● TASK GOAL: From the entries that follow, list every line in which the string "First" appears.

<<<<

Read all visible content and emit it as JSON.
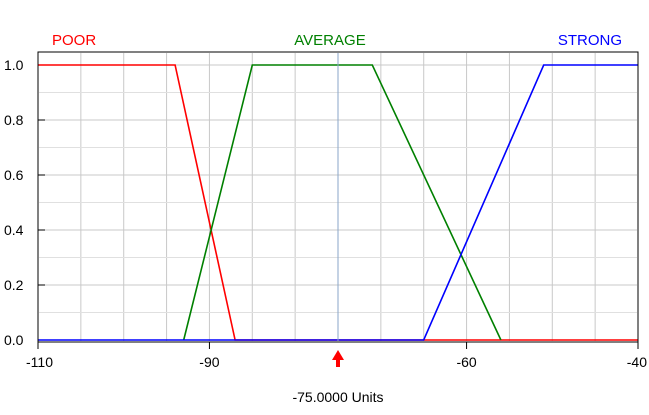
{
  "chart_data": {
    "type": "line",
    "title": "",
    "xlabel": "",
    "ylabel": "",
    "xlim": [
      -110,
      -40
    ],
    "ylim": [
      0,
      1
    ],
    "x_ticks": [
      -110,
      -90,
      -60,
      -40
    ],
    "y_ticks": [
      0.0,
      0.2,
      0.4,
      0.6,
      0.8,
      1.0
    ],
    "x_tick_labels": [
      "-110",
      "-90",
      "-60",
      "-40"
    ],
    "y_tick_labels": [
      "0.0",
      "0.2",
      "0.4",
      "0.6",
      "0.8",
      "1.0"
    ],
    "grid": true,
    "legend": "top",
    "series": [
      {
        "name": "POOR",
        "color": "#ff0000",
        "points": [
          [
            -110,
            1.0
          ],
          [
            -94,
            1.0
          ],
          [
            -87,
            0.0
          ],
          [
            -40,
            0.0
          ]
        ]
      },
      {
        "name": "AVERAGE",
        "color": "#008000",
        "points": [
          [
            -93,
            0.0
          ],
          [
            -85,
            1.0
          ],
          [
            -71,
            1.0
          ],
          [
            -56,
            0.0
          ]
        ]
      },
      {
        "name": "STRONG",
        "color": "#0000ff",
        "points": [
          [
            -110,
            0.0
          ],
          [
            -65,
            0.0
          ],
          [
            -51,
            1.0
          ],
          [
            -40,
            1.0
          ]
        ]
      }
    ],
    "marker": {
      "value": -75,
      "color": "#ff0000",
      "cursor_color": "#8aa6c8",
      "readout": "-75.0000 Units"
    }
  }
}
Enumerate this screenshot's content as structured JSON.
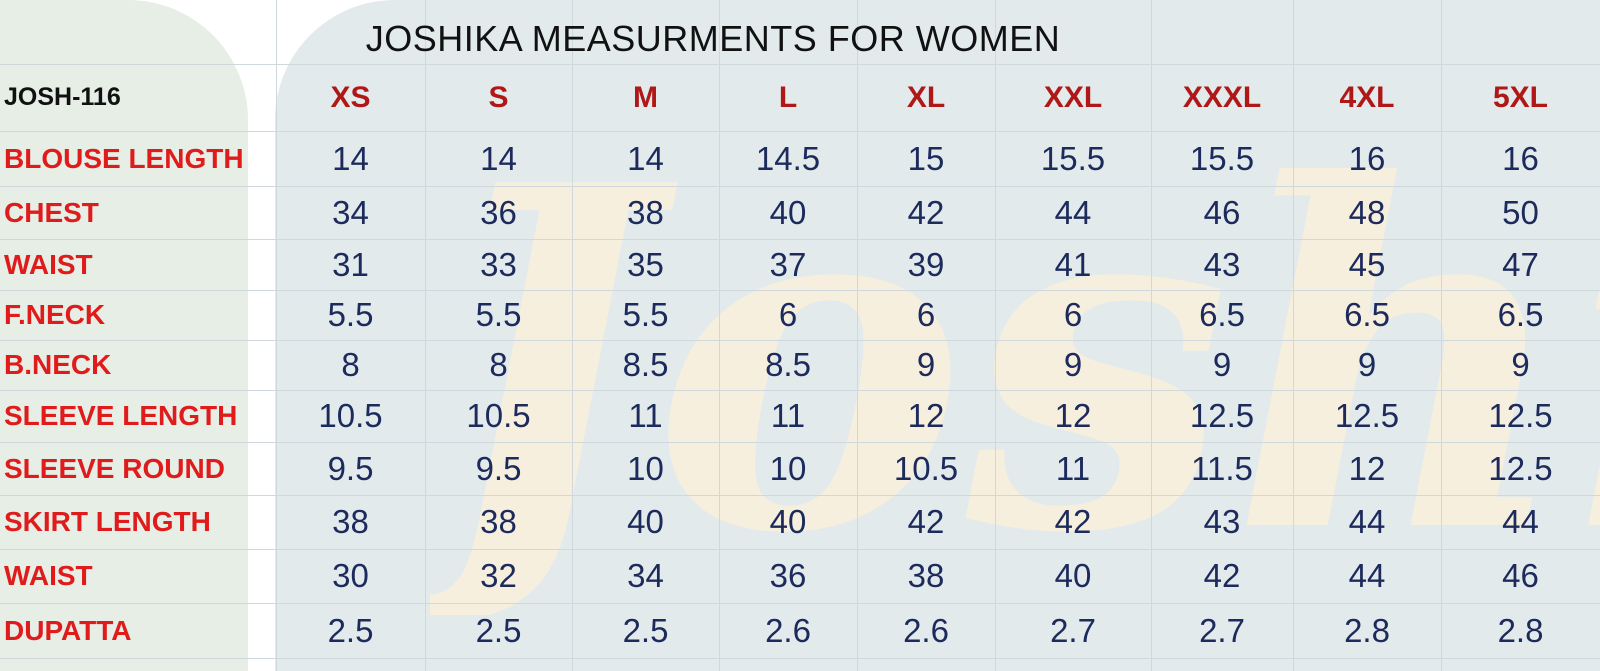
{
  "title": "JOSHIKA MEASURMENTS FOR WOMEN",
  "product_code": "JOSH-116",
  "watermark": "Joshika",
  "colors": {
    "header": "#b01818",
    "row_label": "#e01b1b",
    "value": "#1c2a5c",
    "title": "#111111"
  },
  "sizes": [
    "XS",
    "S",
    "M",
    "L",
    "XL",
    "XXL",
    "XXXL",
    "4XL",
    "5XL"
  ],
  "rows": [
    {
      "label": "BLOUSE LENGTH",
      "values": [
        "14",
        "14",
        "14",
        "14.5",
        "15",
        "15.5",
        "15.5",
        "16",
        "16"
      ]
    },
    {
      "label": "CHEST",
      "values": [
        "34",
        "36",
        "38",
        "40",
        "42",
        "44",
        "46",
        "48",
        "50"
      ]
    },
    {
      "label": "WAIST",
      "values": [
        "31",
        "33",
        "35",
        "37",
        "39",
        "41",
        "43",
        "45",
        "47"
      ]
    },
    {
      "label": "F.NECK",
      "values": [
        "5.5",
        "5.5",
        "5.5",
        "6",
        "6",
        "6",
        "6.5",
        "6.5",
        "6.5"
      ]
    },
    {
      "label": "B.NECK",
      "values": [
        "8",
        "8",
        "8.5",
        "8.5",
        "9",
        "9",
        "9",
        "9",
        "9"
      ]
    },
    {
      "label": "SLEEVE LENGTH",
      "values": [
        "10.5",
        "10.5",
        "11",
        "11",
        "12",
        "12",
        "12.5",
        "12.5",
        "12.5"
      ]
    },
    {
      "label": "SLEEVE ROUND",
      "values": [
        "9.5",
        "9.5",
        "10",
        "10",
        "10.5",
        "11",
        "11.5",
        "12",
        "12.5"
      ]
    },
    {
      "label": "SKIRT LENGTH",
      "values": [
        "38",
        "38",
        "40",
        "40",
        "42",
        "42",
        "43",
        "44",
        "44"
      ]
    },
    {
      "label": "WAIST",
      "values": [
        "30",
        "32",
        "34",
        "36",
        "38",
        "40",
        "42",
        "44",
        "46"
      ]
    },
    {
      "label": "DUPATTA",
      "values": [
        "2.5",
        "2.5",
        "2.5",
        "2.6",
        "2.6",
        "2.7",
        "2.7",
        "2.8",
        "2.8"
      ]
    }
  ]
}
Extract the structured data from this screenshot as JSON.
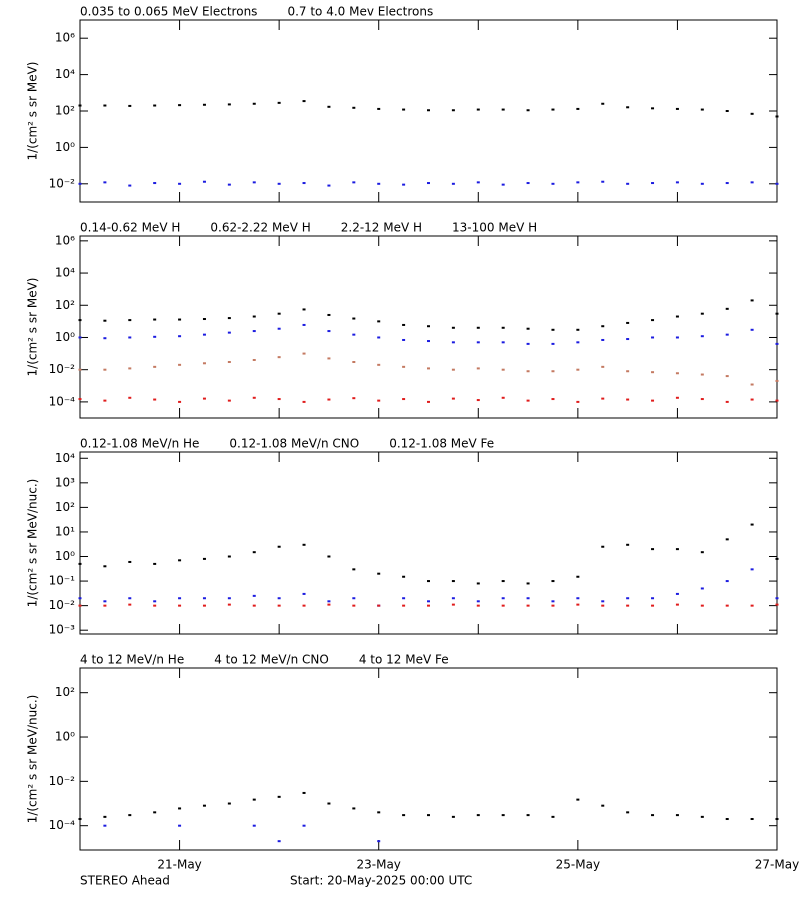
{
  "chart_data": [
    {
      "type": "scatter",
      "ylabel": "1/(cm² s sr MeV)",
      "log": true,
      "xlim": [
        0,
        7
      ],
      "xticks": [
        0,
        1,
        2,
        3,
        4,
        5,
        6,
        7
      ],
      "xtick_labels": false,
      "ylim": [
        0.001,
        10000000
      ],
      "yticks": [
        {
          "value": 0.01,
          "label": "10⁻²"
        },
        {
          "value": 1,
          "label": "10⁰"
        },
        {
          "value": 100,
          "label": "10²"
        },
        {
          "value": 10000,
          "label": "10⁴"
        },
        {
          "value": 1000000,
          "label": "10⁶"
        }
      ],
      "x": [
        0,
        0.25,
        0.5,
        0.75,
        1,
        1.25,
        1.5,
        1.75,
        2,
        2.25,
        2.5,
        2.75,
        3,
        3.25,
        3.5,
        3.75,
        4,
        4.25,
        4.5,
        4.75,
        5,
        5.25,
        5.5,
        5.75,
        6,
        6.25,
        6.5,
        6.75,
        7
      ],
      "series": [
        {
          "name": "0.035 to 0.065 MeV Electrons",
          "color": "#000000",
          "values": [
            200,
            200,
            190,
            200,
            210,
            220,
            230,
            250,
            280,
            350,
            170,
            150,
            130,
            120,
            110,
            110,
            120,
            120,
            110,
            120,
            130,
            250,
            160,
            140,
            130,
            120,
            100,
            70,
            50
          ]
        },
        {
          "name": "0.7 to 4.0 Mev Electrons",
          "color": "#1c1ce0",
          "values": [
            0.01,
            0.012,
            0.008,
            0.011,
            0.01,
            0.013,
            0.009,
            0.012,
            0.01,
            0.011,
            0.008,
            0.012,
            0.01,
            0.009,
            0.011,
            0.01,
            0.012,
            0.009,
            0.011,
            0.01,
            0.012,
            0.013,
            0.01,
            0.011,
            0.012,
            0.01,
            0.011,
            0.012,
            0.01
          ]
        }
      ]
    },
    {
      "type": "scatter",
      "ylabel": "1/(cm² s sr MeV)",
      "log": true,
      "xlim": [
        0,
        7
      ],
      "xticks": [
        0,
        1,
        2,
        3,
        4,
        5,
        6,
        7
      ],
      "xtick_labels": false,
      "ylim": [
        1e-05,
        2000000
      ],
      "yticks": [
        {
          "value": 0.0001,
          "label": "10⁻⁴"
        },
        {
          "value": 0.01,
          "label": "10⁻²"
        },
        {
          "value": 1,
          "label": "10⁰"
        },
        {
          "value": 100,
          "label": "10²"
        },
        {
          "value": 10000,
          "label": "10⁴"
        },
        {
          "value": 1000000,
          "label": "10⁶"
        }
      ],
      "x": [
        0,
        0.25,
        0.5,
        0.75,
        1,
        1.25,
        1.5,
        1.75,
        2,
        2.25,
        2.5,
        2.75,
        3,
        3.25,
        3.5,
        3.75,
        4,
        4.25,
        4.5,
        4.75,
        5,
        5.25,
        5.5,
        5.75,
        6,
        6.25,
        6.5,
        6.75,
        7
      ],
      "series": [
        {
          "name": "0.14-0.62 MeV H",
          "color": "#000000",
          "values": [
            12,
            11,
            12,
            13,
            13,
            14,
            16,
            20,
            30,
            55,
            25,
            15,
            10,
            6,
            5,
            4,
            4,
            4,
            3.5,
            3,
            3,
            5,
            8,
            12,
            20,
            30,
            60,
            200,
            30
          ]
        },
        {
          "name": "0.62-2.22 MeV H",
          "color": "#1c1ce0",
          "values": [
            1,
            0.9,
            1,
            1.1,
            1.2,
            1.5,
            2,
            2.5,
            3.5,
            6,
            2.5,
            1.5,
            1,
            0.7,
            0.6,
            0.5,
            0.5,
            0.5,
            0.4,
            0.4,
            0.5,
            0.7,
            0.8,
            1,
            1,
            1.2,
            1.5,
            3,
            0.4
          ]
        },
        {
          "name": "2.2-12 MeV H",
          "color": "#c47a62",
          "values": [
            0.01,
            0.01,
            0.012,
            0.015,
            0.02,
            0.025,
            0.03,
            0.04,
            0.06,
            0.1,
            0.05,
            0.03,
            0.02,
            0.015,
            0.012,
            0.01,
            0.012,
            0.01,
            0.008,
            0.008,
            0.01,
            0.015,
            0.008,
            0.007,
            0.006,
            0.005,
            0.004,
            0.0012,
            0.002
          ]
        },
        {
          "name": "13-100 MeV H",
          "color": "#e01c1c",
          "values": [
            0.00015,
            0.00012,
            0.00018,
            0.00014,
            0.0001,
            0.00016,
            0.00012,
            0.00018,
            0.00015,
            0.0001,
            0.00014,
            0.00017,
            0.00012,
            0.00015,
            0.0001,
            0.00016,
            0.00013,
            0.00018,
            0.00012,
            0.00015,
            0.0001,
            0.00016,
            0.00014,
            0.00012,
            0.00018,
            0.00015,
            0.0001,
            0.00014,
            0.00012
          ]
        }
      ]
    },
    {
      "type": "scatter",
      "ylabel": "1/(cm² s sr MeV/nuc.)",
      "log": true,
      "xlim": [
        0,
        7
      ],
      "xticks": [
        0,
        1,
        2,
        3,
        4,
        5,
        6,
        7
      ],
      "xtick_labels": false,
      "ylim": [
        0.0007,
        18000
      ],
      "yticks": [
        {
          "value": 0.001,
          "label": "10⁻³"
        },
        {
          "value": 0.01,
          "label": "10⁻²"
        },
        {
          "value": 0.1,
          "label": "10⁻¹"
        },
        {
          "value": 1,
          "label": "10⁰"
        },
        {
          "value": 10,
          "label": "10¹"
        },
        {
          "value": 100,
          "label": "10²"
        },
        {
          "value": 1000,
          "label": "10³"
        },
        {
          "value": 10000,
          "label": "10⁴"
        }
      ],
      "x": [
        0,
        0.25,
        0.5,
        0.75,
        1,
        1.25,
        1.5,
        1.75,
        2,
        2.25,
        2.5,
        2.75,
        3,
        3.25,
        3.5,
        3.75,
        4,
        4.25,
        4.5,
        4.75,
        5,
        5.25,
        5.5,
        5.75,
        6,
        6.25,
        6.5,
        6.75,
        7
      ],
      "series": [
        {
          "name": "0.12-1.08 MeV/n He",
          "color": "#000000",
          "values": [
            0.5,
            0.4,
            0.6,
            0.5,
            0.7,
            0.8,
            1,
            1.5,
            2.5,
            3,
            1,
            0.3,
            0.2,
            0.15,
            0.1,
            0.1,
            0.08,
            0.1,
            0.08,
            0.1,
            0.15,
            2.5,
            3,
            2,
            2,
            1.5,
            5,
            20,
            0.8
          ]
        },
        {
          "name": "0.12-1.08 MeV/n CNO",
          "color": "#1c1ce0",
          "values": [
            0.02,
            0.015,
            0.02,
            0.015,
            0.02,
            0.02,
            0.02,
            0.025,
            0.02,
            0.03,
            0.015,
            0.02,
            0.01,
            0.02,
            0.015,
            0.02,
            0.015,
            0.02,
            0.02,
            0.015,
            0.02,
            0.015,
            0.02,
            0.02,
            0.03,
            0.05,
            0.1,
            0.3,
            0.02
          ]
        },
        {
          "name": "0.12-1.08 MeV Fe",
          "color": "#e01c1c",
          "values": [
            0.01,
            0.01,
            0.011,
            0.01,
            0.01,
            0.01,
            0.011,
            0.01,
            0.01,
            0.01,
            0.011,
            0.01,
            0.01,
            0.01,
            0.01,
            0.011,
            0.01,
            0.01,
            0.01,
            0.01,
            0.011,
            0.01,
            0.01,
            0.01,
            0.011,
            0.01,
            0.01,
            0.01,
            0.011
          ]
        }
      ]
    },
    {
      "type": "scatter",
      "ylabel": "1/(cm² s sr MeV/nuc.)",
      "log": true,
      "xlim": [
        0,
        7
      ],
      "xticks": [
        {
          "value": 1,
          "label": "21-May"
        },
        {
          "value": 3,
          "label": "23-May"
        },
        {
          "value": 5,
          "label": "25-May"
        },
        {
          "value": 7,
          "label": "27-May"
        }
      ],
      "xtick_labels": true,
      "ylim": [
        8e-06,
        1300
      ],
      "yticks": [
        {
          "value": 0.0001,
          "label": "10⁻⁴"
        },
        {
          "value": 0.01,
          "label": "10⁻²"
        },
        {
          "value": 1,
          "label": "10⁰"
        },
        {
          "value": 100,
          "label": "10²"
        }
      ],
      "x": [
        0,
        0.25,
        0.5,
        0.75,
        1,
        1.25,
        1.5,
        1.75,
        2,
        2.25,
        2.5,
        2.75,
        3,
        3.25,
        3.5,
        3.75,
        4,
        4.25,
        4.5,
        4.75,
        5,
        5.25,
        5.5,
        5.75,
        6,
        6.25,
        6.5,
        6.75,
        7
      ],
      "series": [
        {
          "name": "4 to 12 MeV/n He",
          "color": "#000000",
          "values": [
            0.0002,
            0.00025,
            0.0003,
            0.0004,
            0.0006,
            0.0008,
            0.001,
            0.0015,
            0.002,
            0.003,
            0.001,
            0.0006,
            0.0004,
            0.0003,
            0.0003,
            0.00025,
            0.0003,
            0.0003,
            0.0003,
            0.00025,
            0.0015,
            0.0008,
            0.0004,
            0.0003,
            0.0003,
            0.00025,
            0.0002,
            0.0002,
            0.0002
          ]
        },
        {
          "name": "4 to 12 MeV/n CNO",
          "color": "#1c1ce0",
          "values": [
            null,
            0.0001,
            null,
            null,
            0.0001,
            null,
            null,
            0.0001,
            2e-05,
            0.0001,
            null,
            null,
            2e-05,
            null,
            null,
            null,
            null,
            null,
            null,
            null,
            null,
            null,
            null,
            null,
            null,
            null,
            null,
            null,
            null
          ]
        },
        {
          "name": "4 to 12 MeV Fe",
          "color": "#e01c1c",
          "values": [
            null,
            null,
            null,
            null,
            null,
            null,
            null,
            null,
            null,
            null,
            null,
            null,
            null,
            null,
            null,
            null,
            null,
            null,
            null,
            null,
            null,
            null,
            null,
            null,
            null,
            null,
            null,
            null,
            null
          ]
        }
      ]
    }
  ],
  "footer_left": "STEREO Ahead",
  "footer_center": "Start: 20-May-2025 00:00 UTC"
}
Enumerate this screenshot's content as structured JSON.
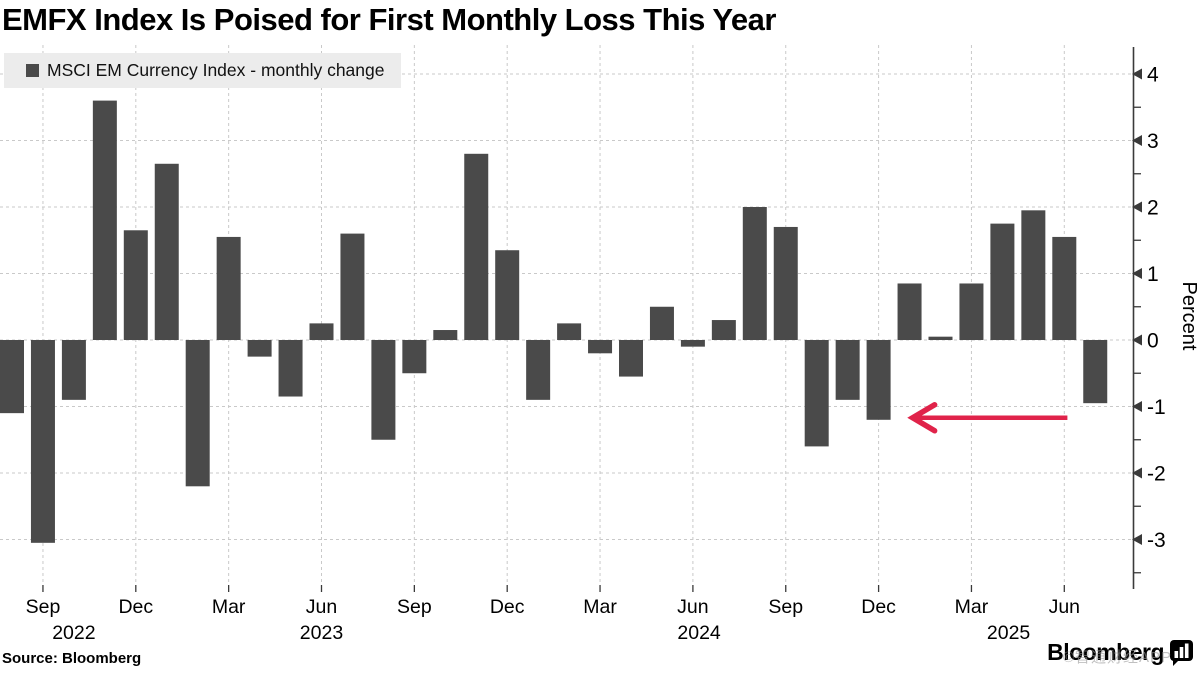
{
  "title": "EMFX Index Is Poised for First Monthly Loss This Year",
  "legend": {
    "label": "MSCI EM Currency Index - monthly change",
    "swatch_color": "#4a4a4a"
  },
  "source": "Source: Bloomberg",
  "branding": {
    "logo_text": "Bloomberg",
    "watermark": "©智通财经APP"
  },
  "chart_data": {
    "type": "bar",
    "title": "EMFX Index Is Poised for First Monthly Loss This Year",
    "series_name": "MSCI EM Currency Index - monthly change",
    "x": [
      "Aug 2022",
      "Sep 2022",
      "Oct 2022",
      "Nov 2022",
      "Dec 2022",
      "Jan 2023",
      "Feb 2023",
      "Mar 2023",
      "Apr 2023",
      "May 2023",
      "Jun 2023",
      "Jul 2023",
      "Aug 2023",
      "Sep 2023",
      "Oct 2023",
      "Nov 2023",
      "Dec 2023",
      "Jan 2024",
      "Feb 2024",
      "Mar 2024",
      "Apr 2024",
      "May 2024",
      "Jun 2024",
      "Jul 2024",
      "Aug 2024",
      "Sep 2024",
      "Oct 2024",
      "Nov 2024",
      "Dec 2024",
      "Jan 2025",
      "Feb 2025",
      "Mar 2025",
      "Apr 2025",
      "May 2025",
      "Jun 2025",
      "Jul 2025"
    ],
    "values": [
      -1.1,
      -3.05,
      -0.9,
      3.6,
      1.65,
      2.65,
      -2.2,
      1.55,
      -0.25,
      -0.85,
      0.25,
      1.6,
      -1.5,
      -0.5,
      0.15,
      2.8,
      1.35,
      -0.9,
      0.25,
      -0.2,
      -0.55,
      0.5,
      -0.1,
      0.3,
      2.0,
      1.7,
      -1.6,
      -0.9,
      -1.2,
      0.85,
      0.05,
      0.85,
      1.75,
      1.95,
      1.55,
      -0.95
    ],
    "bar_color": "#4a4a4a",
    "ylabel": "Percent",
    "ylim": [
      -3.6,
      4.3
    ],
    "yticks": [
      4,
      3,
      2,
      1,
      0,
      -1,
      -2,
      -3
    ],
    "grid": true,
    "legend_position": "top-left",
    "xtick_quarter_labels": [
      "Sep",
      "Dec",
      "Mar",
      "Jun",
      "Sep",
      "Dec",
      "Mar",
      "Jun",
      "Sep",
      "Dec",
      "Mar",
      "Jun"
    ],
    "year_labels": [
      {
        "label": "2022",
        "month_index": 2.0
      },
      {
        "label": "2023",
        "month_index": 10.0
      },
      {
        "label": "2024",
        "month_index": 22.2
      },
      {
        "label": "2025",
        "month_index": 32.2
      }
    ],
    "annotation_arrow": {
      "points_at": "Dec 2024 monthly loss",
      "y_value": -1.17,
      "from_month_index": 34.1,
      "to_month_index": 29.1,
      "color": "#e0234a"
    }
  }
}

>>>>

● FULL RESPONSE:
  "title": "EMFX Index Is Poised for First Monthly Loss This Year",
    "title": "EMFX Index Is Poised for First Monthly Loss This Year",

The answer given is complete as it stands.